Provided records =
__________________________________________________
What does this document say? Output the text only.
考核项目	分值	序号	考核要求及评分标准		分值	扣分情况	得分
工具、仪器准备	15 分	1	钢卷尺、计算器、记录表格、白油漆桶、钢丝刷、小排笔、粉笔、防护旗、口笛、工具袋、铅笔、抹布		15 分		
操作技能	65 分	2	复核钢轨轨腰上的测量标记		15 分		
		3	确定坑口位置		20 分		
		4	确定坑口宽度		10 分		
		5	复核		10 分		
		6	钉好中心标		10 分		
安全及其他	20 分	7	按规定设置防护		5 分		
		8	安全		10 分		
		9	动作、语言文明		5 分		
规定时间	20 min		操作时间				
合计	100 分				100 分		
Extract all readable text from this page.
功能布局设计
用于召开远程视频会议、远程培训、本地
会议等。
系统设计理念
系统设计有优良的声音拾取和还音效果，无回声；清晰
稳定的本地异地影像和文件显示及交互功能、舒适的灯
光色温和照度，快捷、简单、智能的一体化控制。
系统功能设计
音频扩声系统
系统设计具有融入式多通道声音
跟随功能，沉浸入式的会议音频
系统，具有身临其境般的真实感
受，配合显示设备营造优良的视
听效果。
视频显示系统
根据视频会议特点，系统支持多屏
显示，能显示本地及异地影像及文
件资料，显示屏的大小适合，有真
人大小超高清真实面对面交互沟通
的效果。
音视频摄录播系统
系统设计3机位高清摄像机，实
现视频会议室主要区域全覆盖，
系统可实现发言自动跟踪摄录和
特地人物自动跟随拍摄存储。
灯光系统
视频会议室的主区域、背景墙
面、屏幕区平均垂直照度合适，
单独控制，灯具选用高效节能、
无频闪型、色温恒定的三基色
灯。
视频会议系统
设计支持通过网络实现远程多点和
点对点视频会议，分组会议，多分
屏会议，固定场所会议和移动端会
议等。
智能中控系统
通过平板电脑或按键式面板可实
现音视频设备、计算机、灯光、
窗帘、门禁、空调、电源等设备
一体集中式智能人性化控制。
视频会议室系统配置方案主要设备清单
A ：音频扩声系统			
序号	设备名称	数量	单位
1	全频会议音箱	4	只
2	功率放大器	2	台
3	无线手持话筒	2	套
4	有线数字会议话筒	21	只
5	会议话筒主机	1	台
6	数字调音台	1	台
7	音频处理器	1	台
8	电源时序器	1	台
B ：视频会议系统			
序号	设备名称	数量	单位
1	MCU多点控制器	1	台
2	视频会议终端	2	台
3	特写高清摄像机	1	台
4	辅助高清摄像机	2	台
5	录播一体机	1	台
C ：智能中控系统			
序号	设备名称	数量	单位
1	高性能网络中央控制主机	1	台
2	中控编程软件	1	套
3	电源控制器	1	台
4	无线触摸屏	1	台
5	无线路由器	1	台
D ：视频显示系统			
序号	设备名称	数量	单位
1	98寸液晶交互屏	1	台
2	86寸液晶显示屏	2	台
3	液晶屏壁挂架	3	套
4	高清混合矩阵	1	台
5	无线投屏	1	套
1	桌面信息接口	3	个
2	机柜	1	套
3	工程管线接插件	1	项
__________________________________________________
The task = Select every line where the word "this" occurs.

Complete answer =
What does this document say? Output the text only.
Extract all readable text from this page.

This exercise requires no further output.